EXERCISE MATERIAL:

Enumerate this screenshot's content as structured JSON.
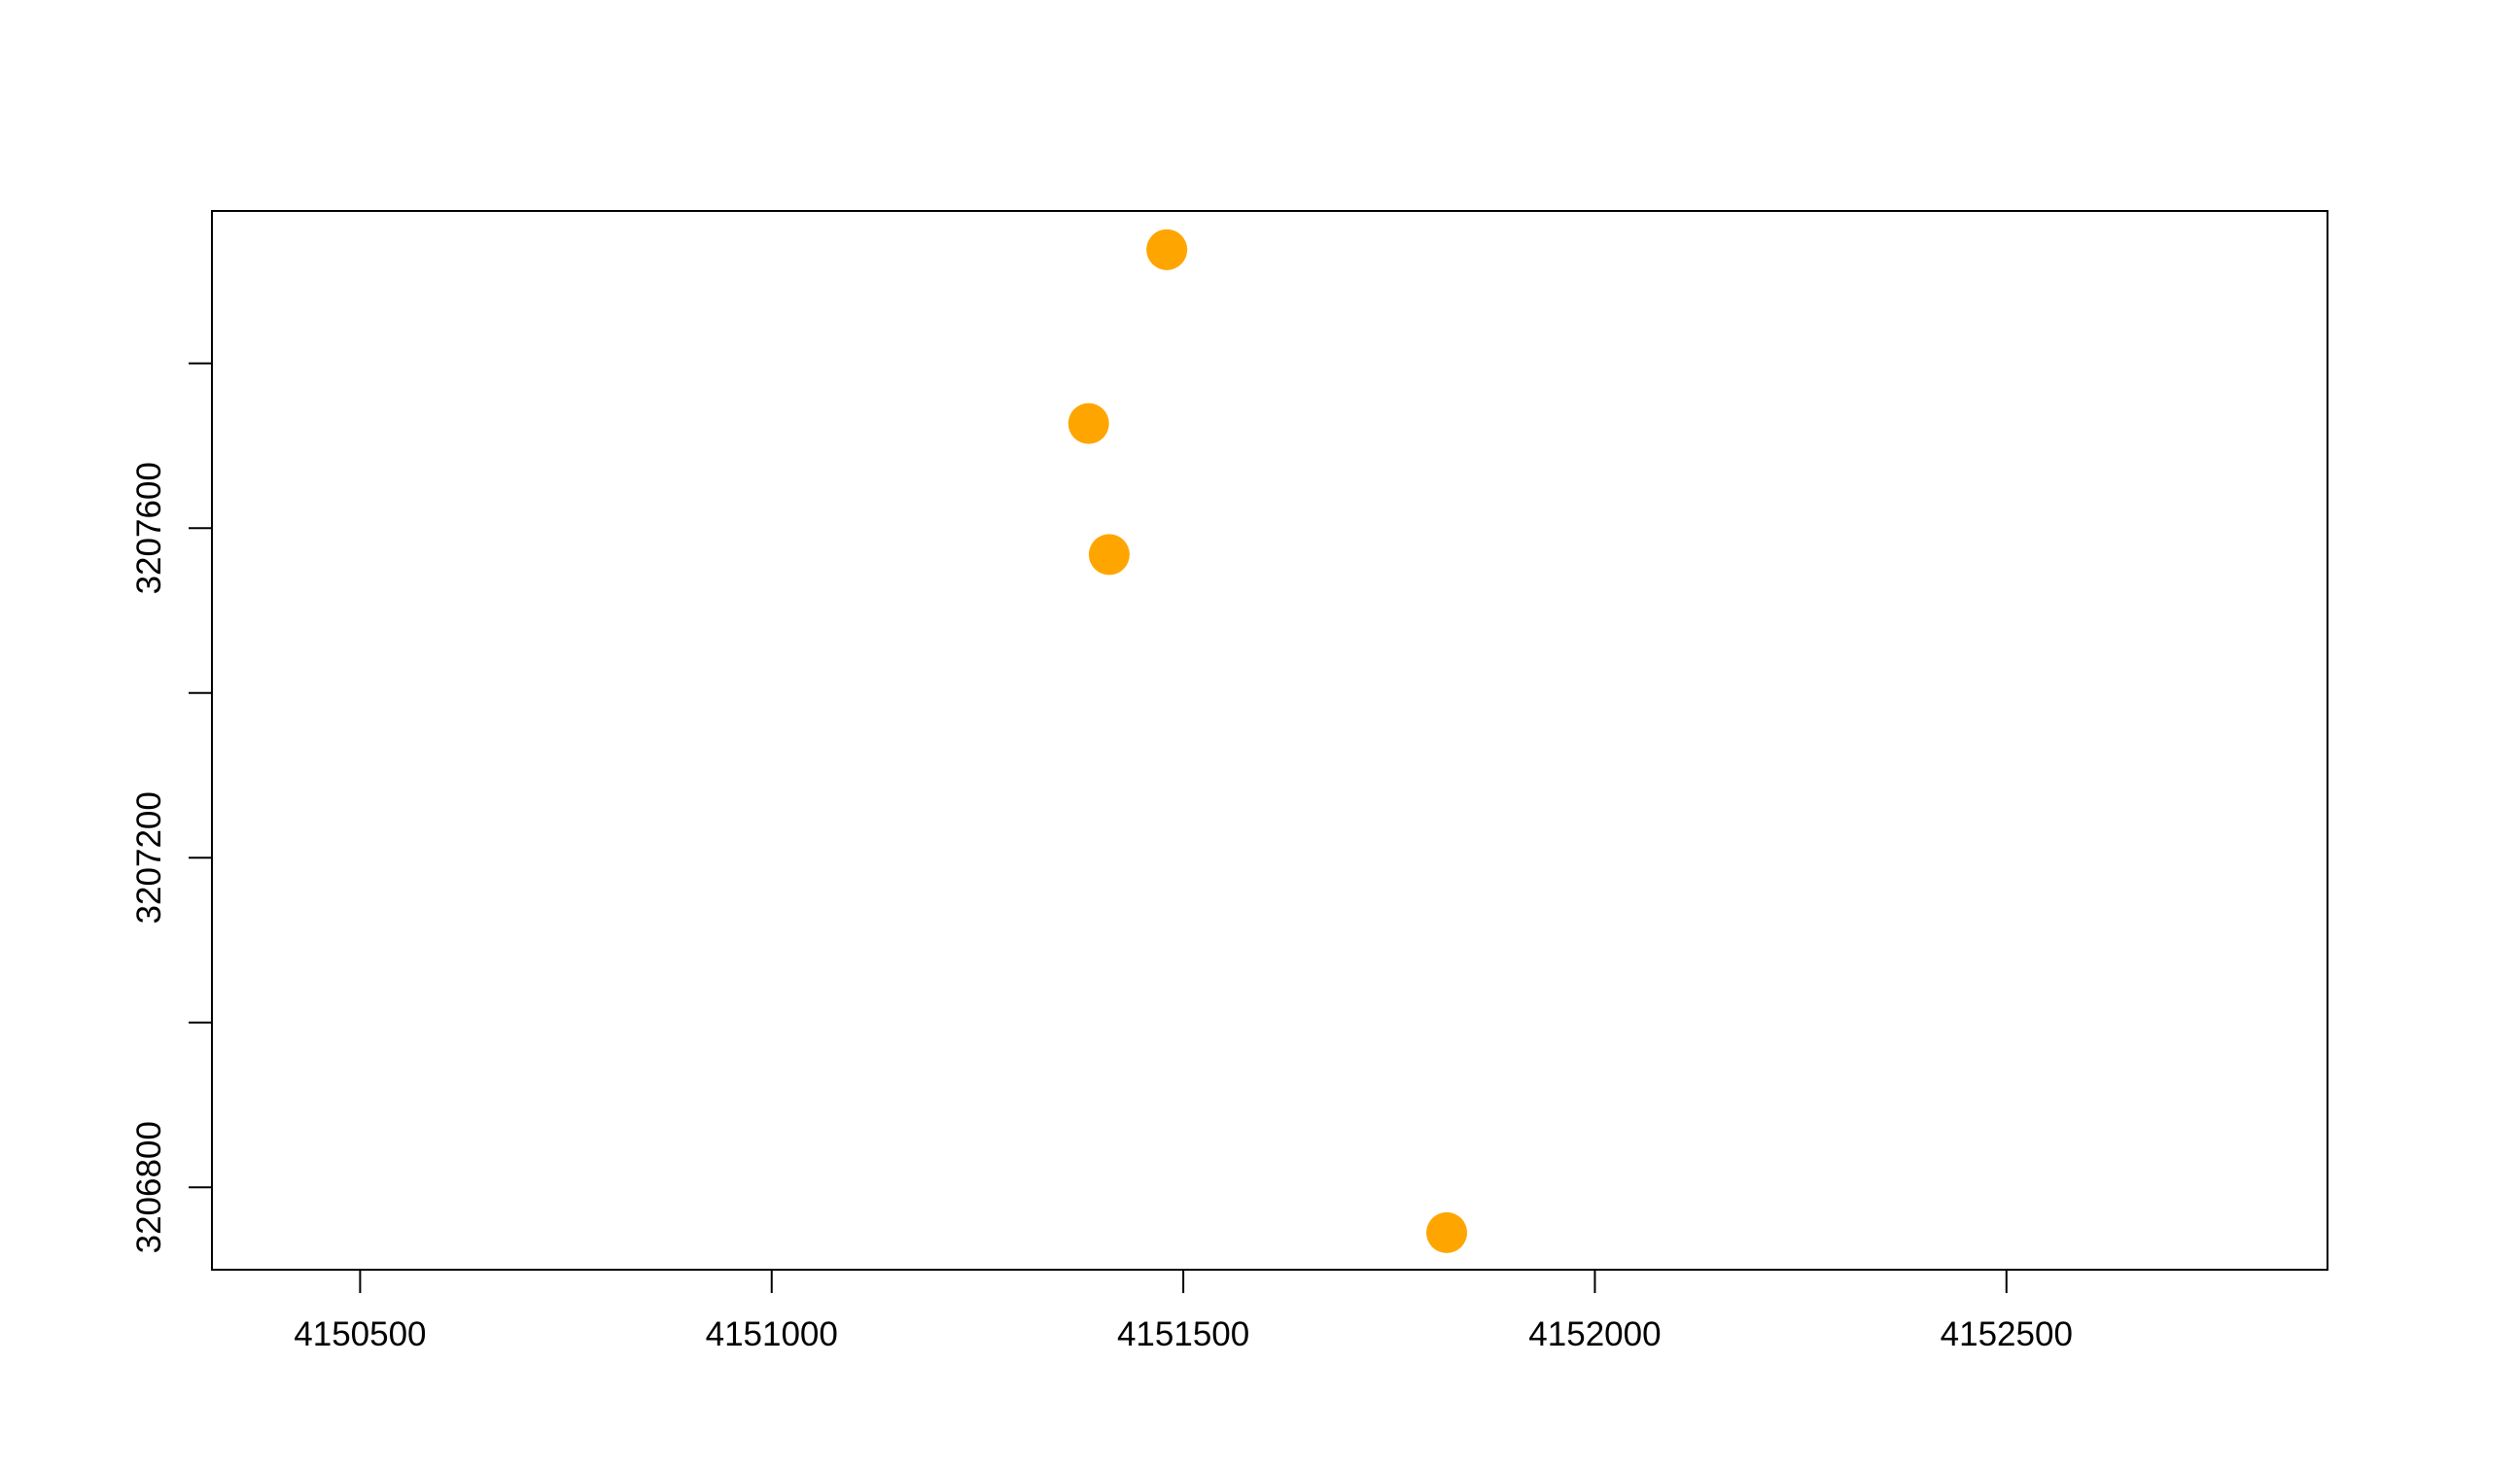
{
  "chart_data": {
    "type": "scatter",
    "title": "",
    "xlabel": "",
    "ylabel": "",
    "xlim": [
      4150320,
      4152890
    ],
    "ylim": [
      3206700,
      3207985
    ],
    "x_ticks": [
      4150500,
      4151000,
      4151500,
      4152000,
      4152500
    ],
    "x_tick_labels": [
      "4150500",
      "4151000",
      "4151500",
      "4152000",
      "4152500"
    ],
    "y_ticks": [
      3206800,
      3207000,
      3207200,
      3207400,
      3207600,
      3207800
    ],
    "y_tick_labels": [
      "3206800",
      "",
      "3207200",
      "",
      "3207600",
      ""
    ],
    "grid": false,
    "legend": false,
    "point_color": "#FFA500",
    "points": [
      {
        "x": 4151480,
        "y": 3207938
      },
      {
        "x": 4151385,
        "y": 3207727
      },
      {
        "x": 4151410,
        "y": 3207568
      },
      {
        "x": 4151820,
        "y": 3206745
      }
    ]
  }
}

DIRECTIONS: Images must not appear in the copy; reproduce everything else in the records verbatim.

COMPLETE RESPONSE:
Enumerate this screenshot's content as structured JSON.
{
  "chart_data": {
    "type": "scatter",
    "title": "",
    "xlabel": "",
    "ylabel": "",
    "xlim": [
      4150320,
      4152890
    ],
    "ylim": [
      3206700,
      3207985
    ],
    "x_ticks": [
      4150500,
      4151000,
      4151500,
      4152000,
      4152500
    ],
    "x_tick_labels": [
      "4150500",
      "4151000",
      "4151500",
      "4152000",
      "4152500"
    ],
    "y_ticks": [
      3206800,
      3207000,
      3207200,
      3207400,
      3207600,
      3207800
    ],
    "y_tick_labels": [
      "3206800",
      "",
      "3207200",
      "",
      "3207600",
      ""
    ],
    "grid": false,
    "legend": false,
    "point_color": "#FFA500",
    "points": [
      {
        "x": 4151480,
        "y": 3207938
      },
      {
        "x": 4151385,
        "y": 3207727
      },
      {
        "x": 4151410,
        "y": 3207568
      },
      {
        "x": 4151820,
        "y": 3206745
      }
    ]
  }
}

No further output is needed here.